▶ **Supplied data**
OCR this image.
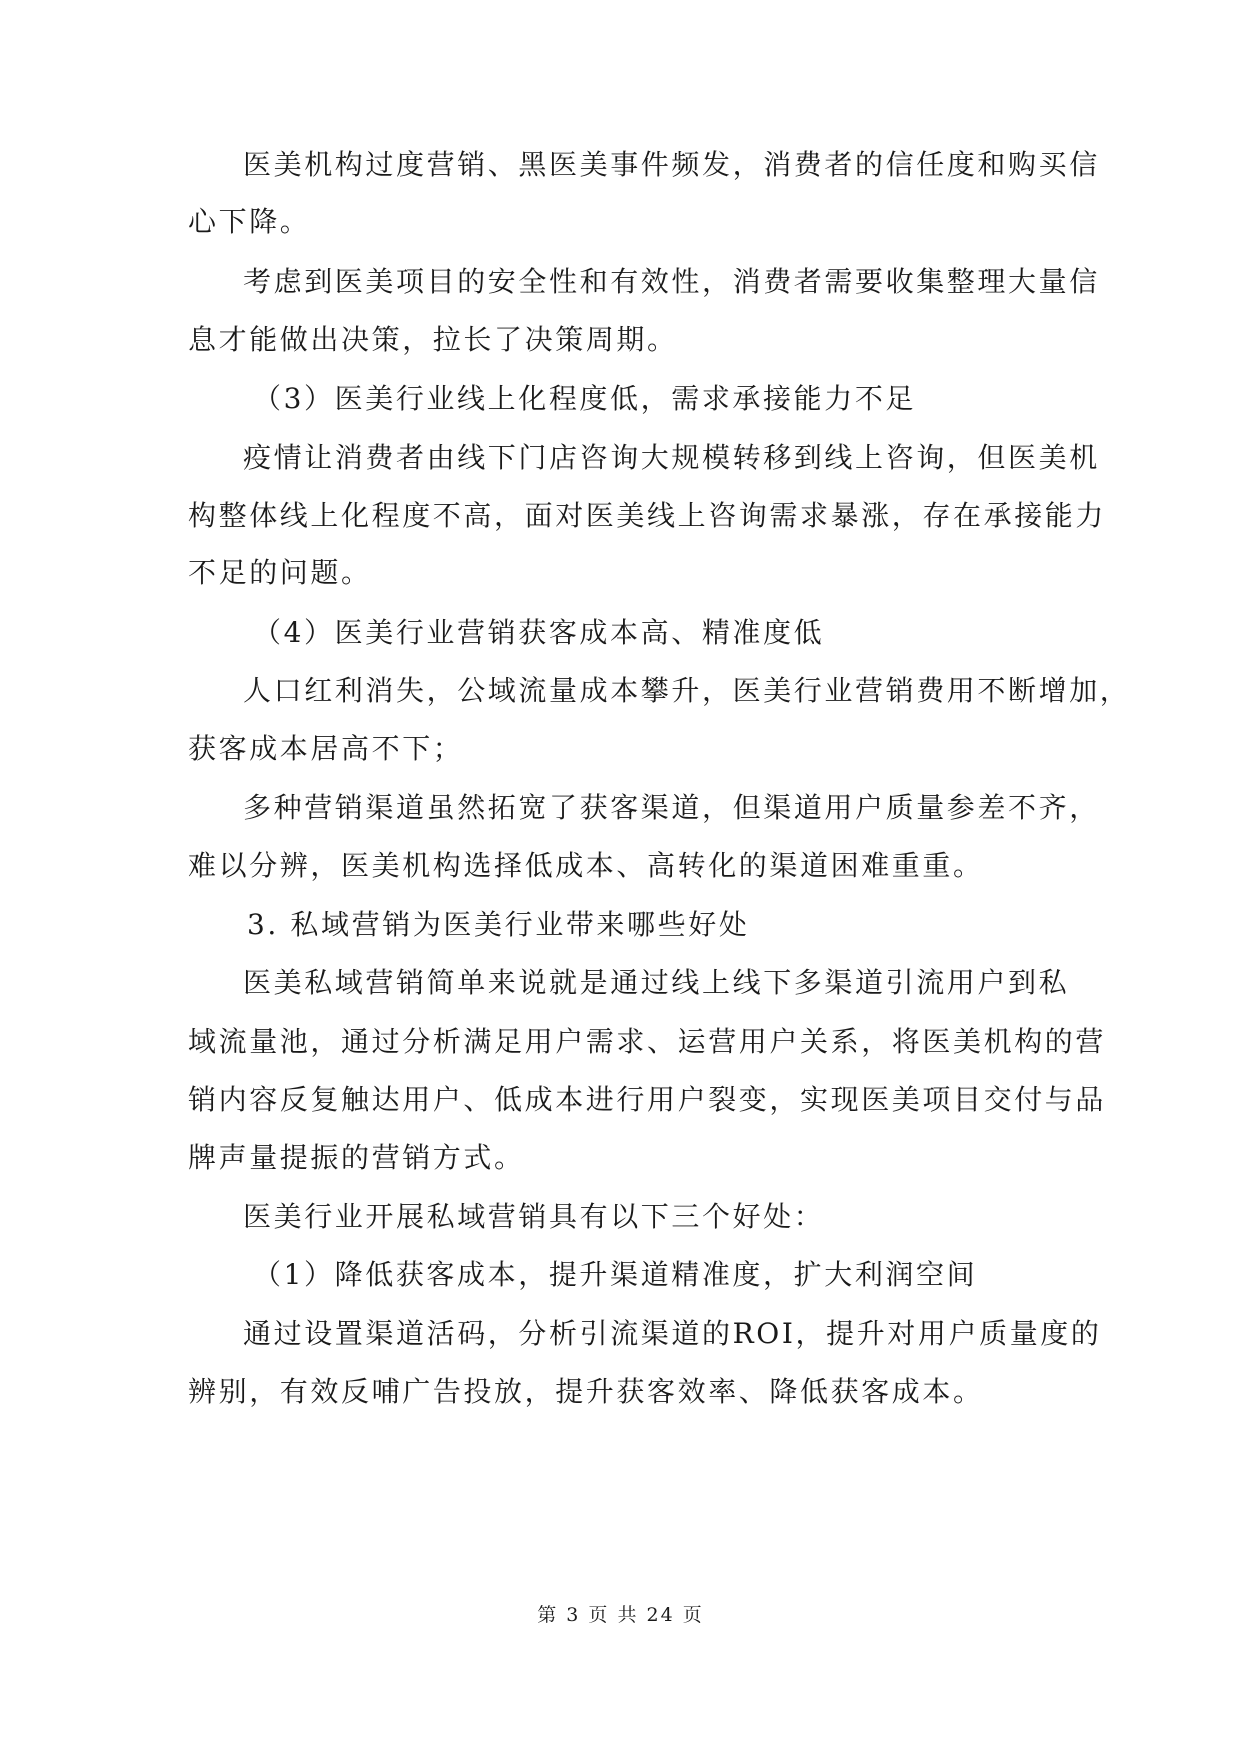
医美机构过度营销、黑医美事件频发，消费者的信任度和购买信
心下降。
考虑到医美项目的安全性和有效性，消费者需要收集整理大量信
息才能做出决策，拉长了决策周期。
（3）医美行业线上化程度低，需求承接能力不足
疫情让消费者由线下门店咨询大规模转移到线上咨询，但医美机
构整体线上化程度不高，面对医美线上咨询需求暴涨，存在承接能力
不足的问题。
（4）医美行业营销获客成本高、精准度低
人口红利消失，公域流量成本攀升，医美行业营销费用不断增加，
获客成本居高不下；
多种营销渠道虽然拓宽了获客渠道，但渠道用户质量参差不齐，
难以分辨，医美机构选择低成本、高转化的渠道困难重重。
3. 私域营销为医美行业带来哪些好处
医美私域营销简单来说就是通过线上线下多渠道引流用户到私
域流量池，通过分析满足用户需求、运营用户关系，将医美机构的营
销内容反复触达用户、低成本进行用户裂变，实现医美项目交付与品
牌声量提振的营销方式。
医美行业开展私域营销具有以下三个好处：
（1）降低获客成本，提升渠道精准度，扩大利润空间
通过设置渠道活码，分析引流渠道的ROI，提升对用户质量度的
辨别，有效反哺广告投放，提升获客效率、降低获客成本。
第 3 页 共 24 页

▶ **Problem requirements**
The data should be printed again unchanged; leave its pictures out.

▶ **Reply to the exercise**
OCR this image.
医美机构过度营销、黑医美事件频发，消费者的信任度和购买信
心下降。
考虑到医美项目的安全性和有效性，消费者需要收集整理大量信
息才能做出决策，拉长了决策周期。
（3）医美行业线上化程度低，需求承接能力不足
疫情让消费者由线下门店咨询大规模转移到线上咨询，但医美机
构整体线上化程度不高，面对医美线上咨询需求暴涨，存在承接能力
不足的问题。
（4）医美行业营销获客成本高、精准度低
人口红利消失，公域流量成本攀升，医美行业营销费用不断增加，
获客成本居高不下；
多种营销渠道虽然拓宽了获客渠道，但渠道用户质量参差不齐，
难以分辨，医美机构选择低成本、高转化的渠道困难重重。
3. 私域营销为医美行业带来哪些好处
医美私域营销简单来说就是通过线上线下多渠道引流用户到私
域流量池，通过分析满足用户需求、运营用户关系，将医美机构的营
销内容反复触达用户、低成本进行用户裂变，实现医美项目交付与品
牌声量提振的营销方式。
医美行业开展私域营销具有以下三个好处：
（1）降低获客成本，提升渠道精准度，扩大利润空间
通过设置渠道活码，分析引流渠道的ROI，提升对用户质量度的
辨别，有效反哺广告投放，提升获客效率、降低获客成本。
第 3 页 共 24 页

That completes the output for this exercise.